++++ INFORMATION PROVIDED

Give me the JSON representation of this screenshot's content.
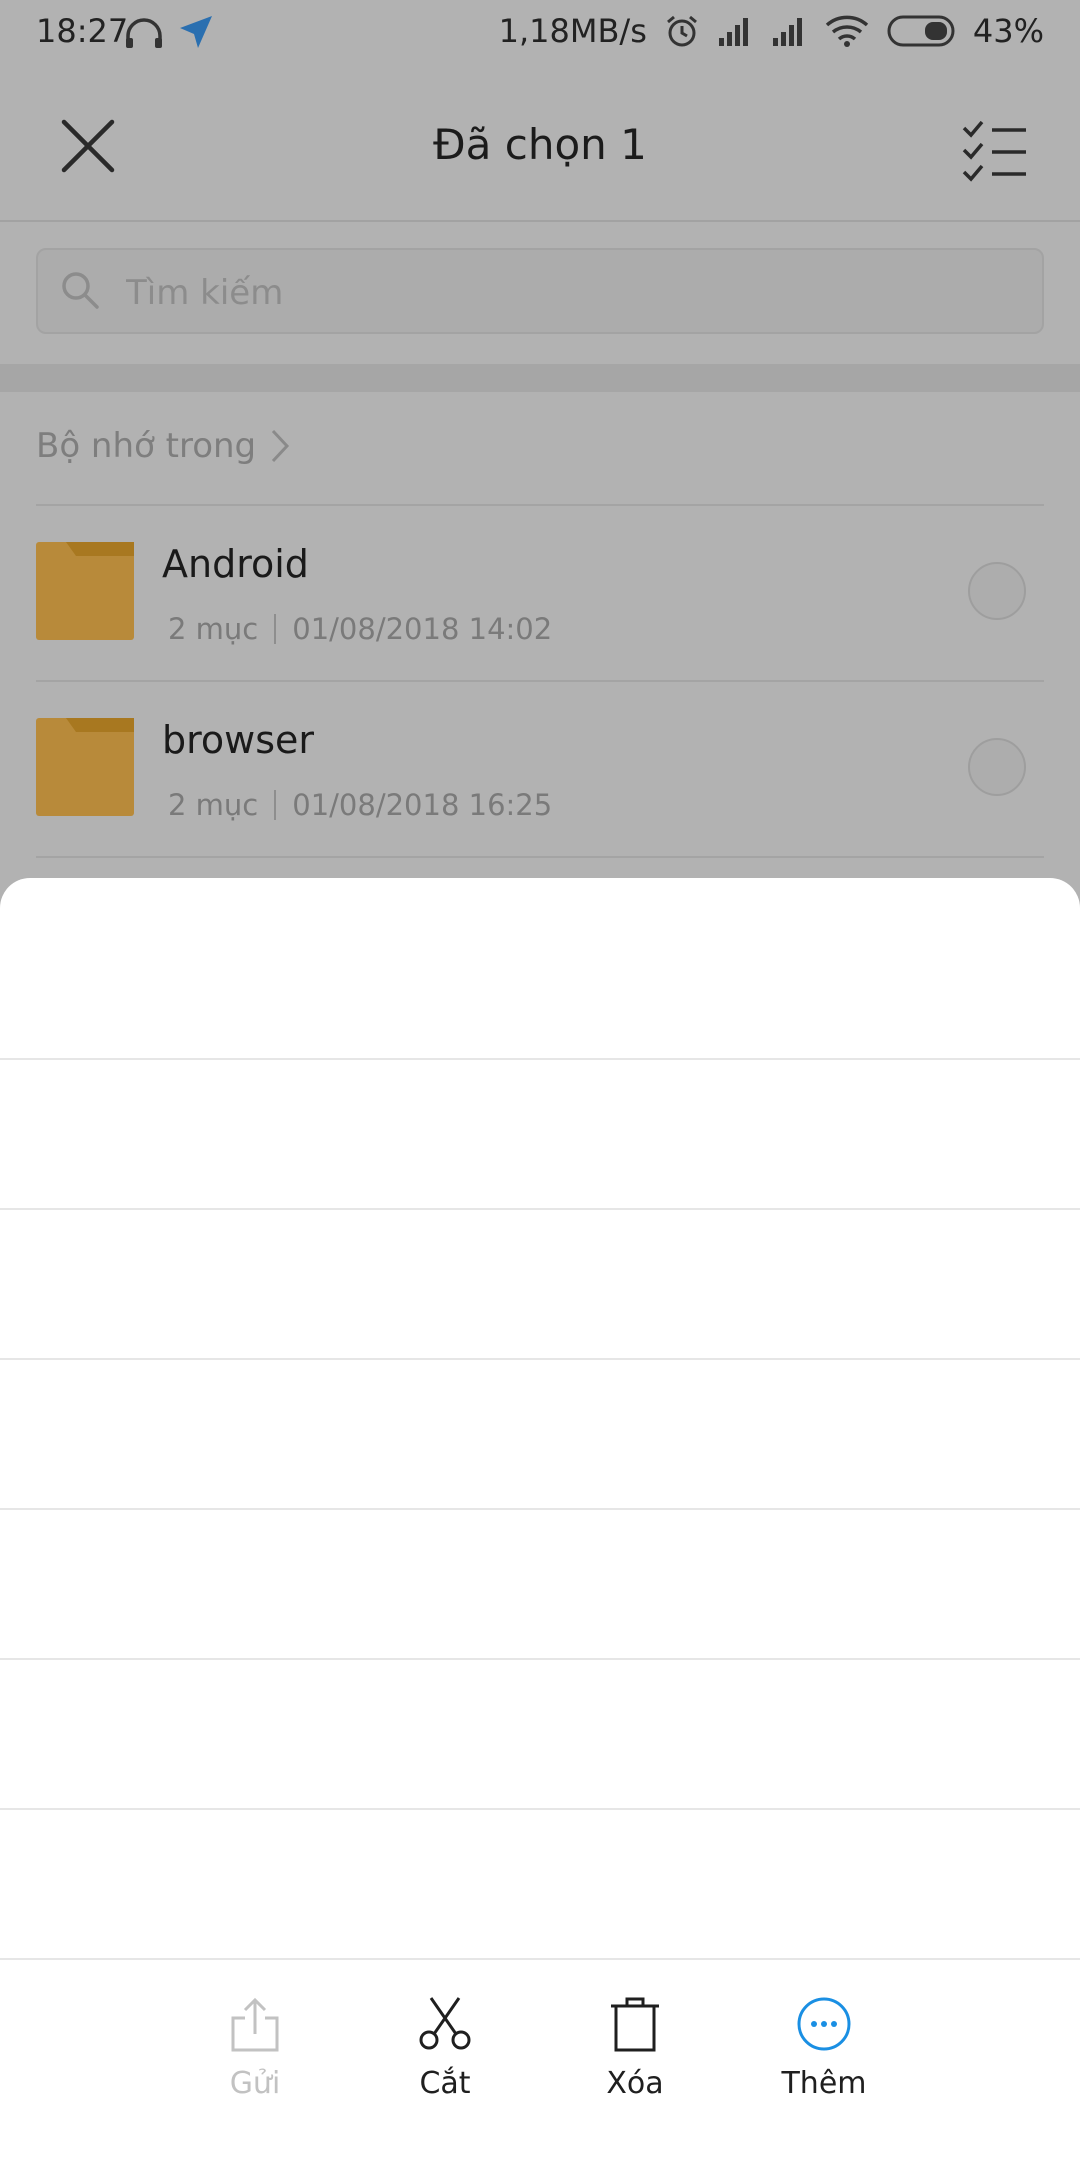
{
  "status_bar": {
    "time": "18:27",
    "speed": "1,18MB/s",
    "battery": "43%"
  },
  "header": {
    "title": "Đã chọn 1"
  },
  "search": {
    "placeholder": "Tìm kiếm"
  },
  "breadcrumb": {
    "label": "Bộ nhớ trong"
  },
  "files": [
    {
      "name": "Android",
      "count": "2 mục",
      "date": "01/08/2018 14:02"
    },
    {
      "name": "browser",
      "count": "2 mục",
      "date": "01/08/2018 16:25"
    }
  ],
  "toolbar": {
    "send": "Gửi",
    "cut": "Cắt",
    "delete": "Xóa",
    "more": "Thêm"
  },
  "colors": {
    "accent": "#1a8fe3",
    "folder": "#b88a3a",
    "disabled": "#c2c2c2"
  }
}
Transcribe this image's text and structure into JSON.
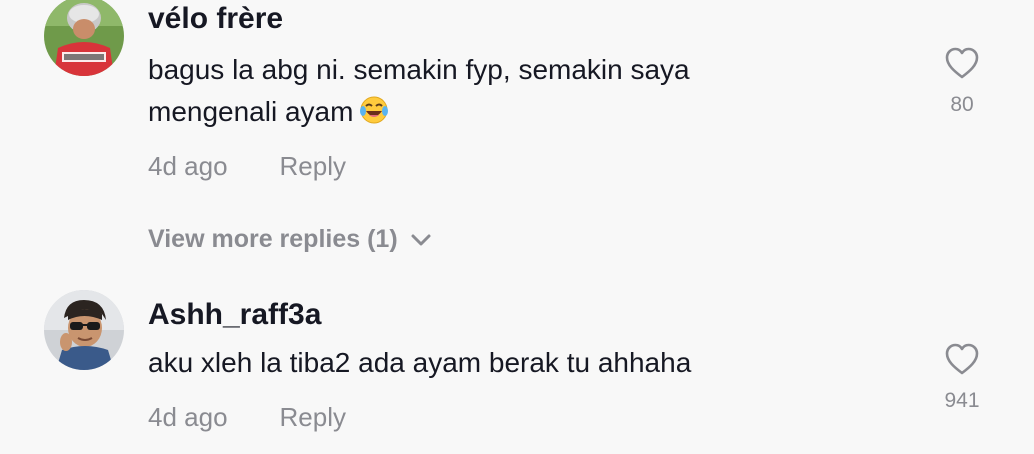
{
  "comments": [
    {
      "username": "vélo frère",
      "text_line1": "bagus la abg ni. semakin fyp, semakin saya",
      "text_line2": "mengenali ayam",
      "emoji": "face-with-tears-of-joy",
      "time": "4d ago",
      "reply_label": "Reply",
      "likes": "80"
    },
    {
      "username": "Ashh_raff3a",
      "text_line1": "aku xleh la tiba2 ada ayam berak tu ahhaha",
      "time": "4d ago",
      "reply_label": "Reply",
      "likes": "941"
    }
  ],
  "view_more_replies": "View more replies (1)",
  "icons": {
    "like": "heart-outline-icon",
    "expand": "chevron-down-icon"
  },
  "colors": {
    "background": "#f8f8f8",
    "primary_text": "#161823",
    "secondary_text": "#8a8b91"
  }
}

++++++++

Pull out every line above that holds the word "username".

FULL RESPONSE.
      "username": "vélo frère",
      "username": "Ashh_raff3a",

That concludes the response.